┌──

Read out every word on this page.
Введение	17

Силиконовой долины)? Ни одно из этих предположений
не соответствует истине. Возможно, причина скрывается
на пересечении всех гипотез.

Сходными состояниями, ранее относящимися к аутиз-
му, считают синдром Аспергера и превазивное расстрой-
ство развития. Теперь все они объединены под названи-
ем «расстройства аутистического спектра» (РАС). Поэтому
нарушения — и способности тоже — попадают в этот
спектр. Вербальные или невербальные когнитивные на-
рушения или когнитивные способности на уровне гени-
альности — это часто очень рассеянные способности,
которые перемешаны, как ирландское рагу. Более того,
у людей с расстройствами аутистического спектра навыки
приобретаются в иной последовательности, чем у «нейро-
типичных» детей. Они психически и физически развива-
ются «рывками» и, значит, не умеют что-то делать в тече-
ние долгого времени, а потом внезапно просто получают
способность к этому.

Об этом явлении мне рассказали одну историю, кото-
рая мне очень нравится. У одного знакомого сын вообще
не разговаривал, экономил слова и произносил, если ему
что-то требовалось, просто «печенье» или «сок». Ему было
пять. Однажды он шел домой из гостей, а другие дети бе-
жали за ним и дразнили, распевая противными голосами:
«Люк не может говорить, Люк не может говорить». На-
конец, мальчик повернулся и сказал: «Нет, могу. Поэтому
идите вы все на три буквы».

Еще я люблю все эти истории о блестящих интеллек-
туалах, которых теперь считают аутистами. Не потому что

└──
┌──

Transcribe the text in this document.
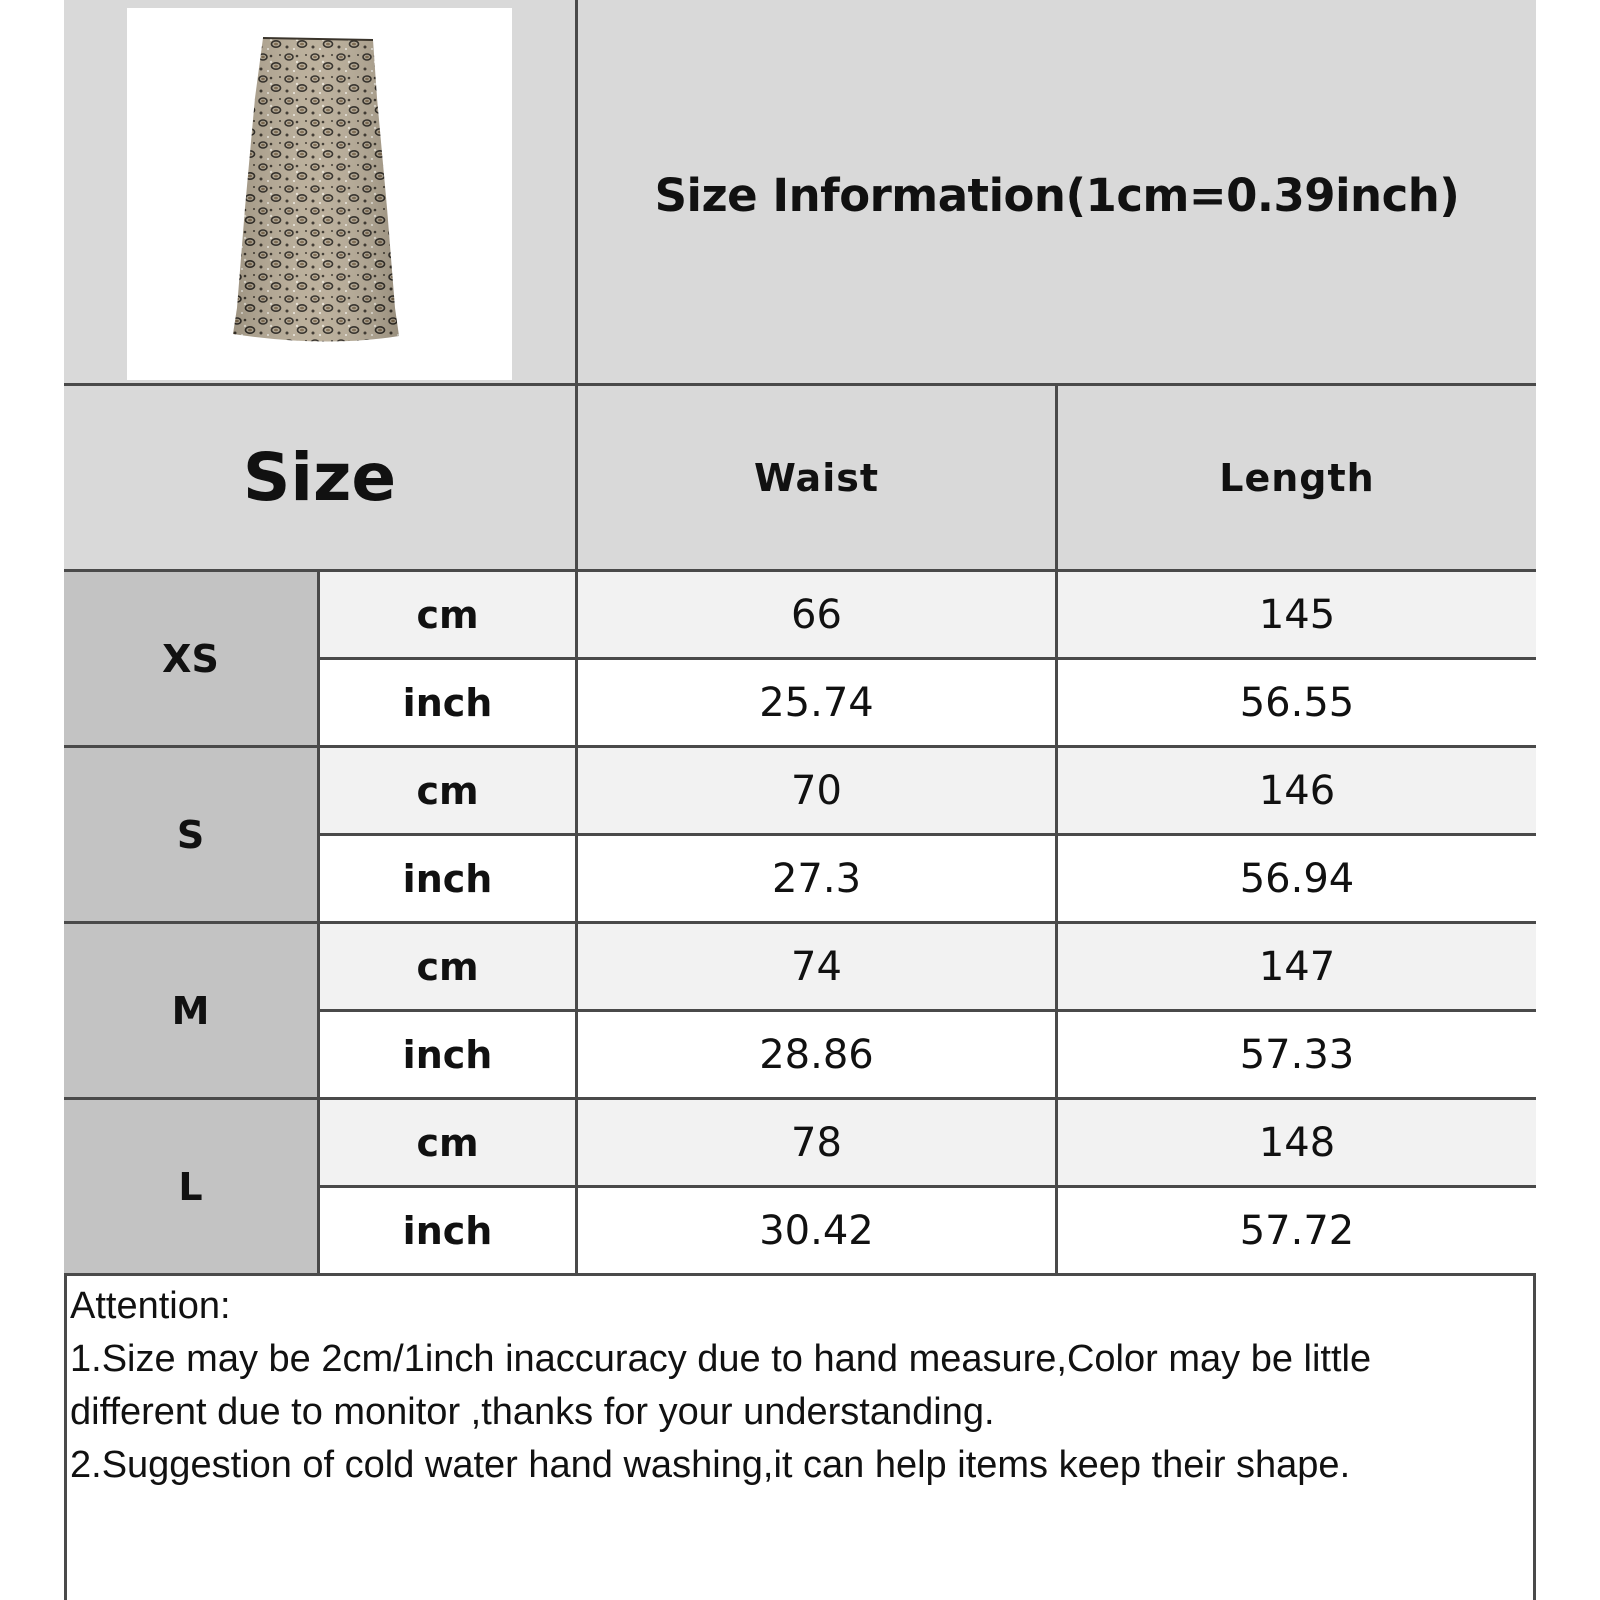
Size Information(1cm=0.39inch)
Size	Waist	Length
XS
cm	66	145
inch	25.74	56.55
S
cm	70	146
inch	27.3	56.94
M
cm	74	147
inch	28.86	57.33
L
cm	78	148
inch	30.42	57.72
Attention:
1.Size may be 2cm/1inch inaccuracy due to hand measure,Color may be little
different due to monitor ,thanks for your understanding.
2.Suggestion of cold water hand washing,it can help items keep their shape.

└──
┌──

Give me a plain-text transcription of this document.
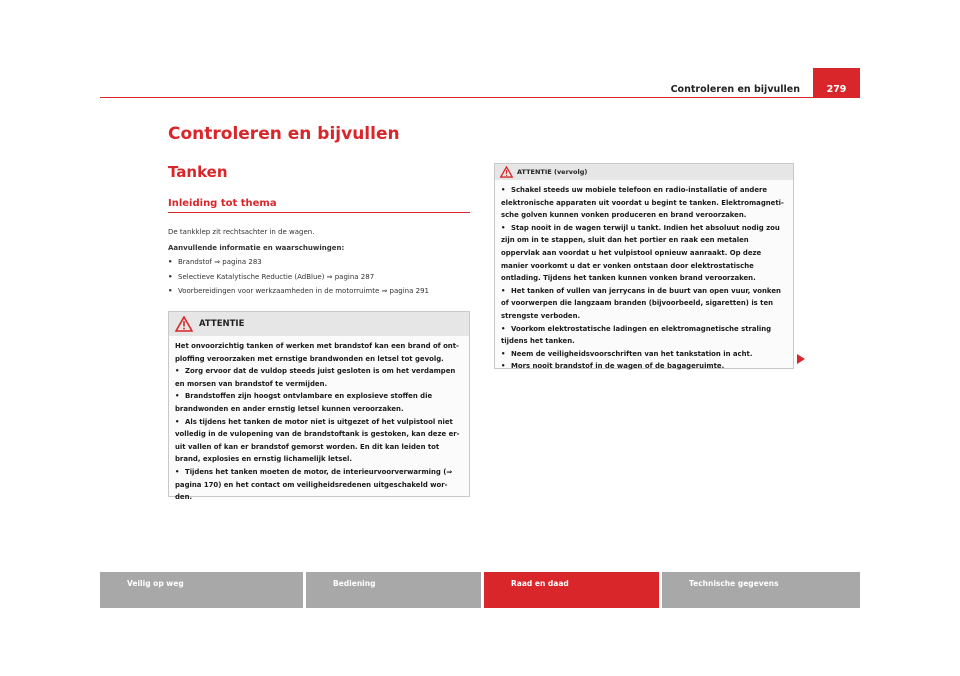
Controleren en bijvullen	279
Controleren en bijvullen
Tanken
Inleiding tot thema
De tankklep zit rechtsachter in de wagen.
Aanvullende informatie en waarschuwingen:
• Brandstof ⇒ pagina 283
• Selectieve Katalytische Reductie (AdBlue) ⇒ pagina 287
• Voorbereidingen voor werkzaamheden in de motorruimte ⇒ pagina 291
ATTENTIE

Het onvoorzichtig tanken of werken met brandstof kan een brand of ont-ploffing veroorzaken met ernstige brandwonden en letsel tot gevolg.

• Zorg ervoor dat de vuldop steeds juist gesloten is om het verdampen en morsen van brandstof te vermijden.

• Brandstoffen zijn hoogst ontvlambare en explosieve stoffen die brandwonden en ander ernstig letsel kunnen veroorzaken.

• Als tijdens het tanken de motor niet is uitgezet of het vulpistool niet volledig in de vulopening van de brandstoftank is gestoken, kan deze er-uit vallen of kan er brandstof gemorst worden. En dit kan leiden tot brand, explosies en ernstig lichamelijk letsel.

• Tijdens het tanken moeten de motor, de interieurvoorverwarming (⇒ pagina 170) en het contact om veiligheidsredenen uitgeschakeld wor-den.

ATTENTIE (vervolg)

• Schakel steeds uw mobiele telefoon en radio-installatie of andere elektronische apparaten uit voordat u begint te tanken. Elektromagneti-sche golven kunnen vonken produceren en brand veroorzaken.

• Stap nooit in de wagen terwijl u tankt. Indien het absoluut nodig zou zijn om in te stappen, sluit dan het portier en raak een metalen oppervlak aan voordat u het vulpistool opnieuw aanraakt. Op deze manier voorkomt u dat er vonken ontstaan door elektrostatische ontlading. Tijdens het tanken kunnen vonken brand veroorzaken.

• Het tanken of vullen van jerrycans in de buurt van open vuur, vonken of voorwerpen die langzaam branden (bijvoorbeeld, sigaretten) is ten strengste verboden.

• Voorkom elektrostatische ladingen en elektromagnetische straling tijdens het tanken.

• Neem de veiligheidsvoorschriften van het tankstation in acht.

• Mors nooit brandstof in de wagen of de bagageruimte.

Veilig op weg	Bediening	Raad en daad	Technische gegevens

└──

▶ **EXERCISE DETAILS**:
Identify the lines above with the word "nooit". Copy them.

▶ **FINAL RESULT**:
• Stap nooit in de wagen terwijl u tankt. Indien het absoluut nodig zou zijn om in te stappen, sluit dan het portier en raak een metalen oppervlak aan voordat u het vulpistool opnieuw aanraakt. Op deze manier voorkomt u dat er vonken ontstaan door elektrostatische ontlading. Tijdens het tanken kunnen vonken brand veroorzaken.
• Mors nooit brandstof in de wagen of de bagageruimte.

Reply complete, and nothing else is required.